**WRITTEN PROBLEM**
Can you reproduce every one of the items below word for word, with no line changed?

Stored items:
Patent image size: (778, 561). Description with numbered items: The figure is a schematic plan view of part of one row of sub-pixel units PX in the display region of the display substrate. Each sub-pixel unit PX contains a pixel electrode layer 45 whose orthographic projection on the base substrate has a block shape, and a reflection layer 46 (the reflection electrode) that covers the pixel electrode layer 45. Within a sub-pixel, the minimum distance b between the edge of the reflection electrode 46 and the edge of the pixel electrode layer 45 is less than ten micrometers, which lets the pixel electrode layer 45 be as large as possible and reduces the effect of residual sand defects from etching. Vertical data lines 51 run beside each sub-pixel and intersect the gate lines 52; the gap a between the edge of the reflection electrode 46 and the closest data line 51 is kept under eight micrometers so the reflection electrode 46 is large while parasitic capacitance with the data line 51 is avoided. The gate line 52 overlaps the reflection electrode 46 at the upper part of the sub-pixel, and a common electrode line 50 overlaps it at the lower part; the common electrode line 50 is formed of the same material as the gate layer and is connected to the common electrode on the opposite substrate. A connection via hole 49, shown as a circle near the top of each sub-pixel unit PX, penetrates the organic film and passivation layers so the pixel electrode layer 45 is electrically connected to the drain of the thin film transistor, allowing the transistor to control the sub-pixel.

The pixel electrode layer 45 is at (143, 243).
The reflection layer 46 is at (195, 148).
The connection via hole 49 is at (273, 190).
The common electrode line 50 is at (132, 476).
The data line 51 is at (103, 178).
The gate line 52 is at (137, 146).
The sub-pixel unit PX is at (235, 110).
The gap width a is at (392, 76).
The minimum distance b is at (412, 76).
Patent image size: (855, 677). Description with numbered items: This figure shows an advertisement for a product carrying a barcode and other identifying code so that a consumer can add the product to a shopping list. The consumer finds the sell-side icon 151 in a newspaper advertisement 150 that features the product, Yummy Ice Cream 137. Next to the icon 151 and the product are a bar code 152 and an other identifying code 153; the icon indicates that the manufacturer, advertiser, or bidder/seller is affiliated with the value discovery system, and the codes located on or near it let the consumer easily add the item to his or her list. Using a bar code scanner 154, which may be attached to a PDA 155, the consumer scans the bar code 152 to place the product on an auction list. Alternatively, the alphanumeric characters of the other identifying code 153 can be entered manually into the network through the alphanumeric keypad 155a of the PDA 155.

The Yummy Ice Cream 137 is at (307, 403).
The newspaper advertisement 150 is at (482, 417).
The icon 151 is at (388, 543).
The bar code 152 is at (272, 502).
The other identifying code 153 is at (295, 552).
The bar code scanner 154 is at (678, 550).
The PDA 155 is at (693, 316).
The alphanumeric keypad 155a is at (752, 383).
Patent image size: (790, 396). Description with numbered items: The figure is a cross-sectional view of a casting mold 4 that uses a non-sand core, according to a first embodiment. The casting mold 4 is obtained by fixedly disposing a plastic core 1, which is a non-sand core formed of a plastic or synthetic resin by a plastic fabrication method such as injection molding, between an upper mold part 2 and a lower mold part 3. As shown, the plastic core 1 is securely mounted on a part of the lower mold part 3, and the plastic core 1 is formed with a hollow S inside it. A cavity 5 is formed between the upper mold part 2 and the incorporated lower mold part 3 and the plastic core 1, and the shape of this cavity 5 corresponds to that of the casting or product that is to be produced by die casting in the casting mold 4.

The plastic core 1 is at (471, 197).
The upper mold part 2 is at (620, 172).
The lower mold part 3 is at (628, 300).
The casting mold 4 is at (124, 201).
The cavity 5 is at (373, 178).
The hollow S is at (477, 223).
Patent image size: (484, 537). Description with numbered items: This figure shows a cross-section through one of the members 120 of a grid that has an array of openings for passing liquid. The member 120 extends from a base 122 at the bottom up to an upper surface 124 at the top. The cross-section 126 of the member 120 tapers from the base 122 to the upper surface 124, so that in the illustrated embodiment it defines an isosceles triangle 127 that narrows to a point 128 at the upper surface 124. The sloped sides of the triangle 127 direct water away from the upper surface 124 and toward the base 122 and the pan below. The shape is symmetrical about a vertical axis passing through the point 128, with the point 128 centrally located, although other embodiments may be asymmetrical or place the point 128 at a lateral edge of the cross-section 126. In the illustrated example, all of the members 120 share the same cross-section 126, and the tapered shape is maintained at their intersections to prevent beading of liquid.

**THE REPLY**
Patent image size: (778, 561). Description with numbered items: The figure is a schematic plan view of part of one row of sub-pixel units PX in the display region of the display substrate. Each sub-pixel unit PX contains a pixel electrode layer 45 whose orthographic projection on the base substrate has a block shape, and a reflection layer 46 (the reflection electrode) that covers the pixel electrode layer 45. Within a sub-pixel, the minimum distance b between the edge of the reflection electrode 46 and the edge of the pixel electrode layer 45 is less than ten micrometers, which lets the pixel electrode layer 45 be as large as possible and reduces the effect of residual sand defects from etching. Vertical data lines 51 run beside each sub-pixel and intersect the gate lines 52; the gap a between the edge of the reflection electrode 46 and the closest data line 51 is kept under eight micrometers so the reflection electrode 46 is large while parasitic capacitance with the data line 51 is avoided. The gate line 52 overlaps the reflection electrode 46 at the upper part of the sub-pixel, and a common electrode line 50 overlaps it at the lower part; the common electrode line 50 is formed of the same material as the gate layer and is connected to the common electrode on the opposite substrate. A connection via hole 49, shown as a circle near the top of each sub-pixel unit PX, penetrates the organic film and passivation layers so the pixel electrode layer 45 is electrically connected to the drain of the thin film transistor, allowing the transistor to control the sub-pixel.

The pixel electrode layer 45 is at (143, 243).
The reflection layer 46 is at (195, 148).
The connection via hole 49 is at (273, 190).
The common electrode line 50 is at (132, 476).
The data line 51 is at (103, 178).
The gate line 52 is at (137, 146).
The sub-pixel unit PX is at (235, 110).
The gap width a is at (392, 76).
The minimum distance b is at (412, 76).
Patent image size: (855, 677). Description with numbered items: This figure shows an advertisement for a product carrying a barcode and other identifying code so that a consumer can add the product to a shopping list. The consumer finds the sell-side icon 151 in a newspaper advertisement 150 that features the product, Yummy Ice Cream 137. Next to the icon 151 and the product are a bar code 152 and an other identifying code 153; the icon indicates that the manufacturer, advertiser, or bidder/seller is affiliated with the value discovery system, and the codes located on or near it let the consumer easily add the item to his or her list. Using a bar code scanner 154, which may be attached to a PDA 155, the consumer scans the bar code 152 to place the product on an auction list. Alternatively, the alphanumeric characters of the other identifying code 153 can be entered manually into the network through the alphanumeric keypad 155a of the PDA 155.

The Yummy Ice Cream 137 is at (307, 403).
The newspaper advertisement 150 is at (482, 417).
The icon 151 is at (388, 543).
The bar code 152 is at (272, 502).
The other identifying code 153 is at (295, 552).
The bar code scanner 154 is at (678, 550).
The PDA 155 is at (693, 316).
The alphanumeric keypad 155a is at (752, 383).
Patent image size: (790, 396). Description with numbered items: The figure is a cross-sectional view of a casting mold 4 that uses a non-sand core, according to a first embodiment. The casting mold 4 is obtained by fixedly disposing a plastic core 1, which is a non-sand core formed of a plastic or synthetic resin by a plastic fabrication method such as injection molding, between an upper mold part 2 and a lower mold part 3. As shown, the plastic core 1 is securely mounted on a part of the lower mold part 3, and the plastic core 1 is formed with a hollow S inside it. A cavity 5 is formed between the upper mold part 2 and the incorporated lower mold part 3 and the plastic core 1, and the shape of this cavity 5 corresponds to that of the casting or product that is to be produced by die casting in the casting mold 4.

The plastic core 1 is at (471, 197).
The upper mold part 2 is at (620, 172).
The lower mold part 3 is at (628, 300).
The casting mold 4 is at (124, 201).
The cavity 5 is at (373, 178).
The hollow S is at (477, 223).
Patent image size: (484, 537). Description with numbered items: This figure shows a cross-section through one of the members 120 of a grid that has an array of openings for passing liquid. The member 120 extends from a base 122 at the bottom up to an upper surface 124 at the top. The cross-section 126 of the member 120 tapers from the base 122 to the upper surface 124, so that in the illustrated embodiment it defines an isosceles triangle 127 that narrows to a point 128 at the upper surface 124. The sloped sides of the triangle 127 direct water away from the upper surface 124 and toward the base 122 and the pan below. The shape is symmetrical about a vertical axis passing through the point 128, with the point 128 centrally located, although other embodiments may be asymmetrical or place the point 128 at a lateral edge of the cross-section 126. In the illustrated example, all of the members 120 share the same cross-section 126, and the tapered shape is maintained at their intersections to prevent beading of liquid.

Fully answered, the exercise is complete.